# RECORDS FOR THE TASK start

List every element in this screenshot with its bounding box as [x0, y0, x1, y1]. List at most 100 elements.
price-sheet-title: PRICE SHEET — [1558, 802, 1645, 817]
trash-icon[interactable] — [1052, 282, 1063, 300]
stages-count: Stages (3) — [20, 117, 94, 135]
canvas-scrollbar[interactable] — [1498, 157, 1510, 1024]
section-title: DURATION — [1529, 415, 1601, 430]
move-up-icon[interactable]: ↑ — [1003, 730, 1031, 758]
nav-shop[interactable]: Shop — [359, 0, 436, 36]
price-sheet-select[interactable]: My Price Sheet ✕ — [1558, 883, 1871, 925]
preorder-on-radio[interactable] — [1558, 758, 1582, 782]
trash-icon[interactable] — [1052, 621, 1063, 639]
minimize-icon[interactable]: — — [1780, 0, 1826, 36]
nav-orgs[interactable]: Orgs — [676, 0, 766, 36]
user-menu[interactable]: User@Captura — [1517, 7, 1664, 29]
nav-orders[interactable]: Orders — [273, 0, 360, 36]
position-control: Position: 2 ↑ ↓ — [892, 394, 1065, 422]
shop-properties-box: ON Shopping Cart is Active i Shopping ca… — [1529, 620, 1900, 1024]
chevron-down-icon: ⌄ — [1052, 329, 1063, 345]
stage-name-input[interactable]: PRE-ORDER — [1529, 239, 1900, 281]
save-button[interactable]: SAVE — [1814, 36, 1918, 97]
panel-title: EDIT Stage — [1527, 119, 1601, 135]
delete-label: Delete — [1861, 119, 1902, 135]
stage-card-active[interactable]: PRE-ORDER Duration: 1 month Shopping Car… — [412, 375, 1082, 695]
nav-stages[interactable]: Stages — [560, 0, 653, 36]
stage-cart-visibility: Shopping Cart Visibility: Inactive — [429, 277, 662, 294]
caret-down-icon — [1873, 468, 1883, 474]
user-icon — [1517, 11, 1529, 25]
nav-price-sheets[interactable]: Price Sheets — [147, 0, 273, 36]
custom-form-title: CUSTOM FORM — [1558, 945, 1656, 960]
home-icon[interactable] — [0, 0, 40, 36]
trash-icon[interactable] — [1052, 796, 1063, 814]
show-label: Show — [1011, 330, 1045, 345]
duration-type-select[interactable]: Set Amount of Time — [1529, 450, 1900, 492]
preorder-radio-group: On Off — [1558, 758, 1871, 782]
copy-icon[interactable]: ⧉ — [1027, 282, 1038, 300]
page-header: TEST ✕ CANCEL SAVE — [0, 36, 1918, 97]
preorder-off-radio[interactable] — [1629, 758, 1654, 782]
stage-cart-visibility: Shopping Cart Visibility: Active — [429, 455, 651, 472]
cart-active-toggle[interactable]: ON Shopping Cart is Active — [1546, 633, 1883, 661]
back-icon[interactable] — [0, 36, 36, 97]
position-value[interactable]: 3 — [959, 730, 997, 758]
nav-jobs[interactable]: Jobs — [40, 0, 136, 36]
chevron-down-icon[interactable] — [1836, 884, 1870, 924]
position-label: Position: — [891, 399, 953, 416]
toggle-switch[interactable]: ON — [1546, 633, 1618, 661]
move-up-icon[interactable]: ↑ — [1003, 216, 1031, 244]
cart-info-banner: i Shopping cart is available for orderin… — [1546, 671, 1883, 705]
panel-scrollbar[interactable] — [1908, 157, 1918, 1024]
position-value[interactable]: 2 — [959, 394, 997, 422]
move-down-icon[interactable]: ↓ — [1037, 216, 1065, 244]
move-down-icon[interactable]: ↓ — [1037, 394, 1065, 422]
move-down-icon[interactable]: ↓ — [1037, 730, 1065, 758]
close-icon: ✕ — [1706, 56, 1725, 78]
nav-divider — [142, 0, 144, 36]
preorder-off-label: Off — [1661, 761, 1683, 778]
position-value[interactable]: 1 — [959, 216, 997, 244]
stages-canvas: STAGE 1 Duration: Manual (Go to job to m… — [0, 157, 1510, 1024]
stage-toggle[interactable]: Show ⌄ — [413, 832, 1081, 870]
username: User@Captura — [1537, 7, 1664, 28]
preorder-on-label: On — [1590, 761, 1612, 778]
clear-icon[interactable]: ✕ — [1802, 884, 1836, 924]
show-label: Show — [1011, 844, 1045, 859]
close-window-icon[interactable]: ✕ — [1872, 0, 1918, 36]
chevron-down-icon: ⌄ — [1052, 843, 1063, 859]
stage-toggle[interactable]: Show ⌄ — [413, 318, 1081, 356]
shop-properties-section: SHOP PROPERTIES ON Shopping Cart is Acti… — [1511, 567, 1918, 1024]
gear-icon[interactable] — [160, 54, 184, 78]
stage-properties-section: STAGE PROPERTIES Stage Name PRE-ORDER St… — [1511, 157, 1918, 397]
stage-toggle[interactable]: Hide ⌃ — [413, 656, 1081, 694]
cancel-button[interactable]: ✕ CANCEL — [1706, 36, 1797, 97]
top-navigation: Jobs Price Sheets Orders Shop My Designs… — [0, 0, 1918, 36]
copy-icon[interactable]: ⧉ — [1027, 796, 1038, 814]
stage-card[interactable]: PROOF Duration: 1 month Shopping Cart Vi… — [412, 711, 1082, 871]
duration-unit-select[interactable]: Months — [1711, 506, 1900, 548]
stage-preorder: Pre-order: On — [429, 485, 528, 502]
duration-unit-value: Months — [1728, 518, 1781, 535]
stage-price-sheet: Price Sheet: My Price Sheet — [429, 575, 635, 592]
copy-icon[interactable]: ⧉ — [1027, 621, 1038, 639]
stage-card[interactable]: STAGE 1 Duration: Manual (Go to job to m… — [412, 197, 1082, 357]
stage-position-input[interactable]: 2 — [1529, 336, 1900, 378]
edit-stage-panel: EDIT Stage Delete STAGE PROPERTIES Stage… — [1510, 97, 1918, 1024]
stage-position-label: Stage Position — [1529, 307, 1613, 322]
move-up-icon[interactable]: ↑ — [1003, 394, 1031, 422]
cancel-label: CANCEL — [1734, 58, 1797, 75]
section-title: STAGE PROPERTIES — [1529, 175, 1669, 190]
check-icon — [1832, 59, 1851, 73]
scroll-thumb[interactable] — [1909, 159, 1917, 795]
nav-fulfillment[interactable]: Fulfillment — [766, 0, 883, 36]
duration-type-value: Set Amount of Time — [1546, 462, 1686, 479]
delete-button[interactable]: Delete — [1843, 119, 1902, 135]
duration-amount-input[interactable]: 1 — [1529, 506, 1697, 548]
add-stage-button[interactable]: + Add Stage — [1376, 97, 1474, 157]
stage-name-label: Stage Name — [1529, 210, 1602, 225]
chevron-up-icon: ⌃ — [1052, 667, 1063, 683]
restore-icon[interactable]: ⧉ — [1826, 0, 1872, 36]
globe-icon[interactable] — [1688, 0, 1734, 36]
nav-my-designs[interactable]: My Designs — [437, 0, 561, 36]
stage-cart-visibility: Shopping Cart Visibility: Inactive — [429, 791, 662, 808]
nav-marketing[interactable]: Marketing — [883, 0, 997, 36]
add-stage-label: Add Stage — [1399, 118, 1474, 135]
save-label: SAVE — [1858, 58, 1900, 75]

# RECORDS FOR THE TASK end

◆ **EXERCISE INSTRUCTIONS**
Repeat the material verbatim from its first line through the line containing "minimize-icon[interactable]: — —", including both of those lines.

◆ **ANSWER TO THIS TASK**
List every element in this screenshot with its bounding box as [x0, y0, x1, y1]. List at most 100 elements.
price-sheet-title: PRICE SHEET — [1558, 802, 1645, 817]
trash-icon[interactable] — [1052, 282, 1063, 300]
stages-count: Stages (3) — [20, 117, 94, 135]
canvas-scrollbar[interactable] — [1498, 157, 1510, 1024]
section-title: DURATION — [1529, 415, 1601, 430]
move-up-icon[interactable]: ↑ — [1003, 730, 1031, 758]
nav-shop[interactable]: Shop — [359, 0, 436, 36]
price-sheet-select[interactable]: My Price Sheet ✕ — [1558, 883, 1871, 925]
preorder-on-radio[interactable] — [1558, 758, 1582, 782]
trash-icon[interactable] — [1052, 621, 1063, 639]
minimize-icon[interactable]: — — [1780, 0, 1826, 36]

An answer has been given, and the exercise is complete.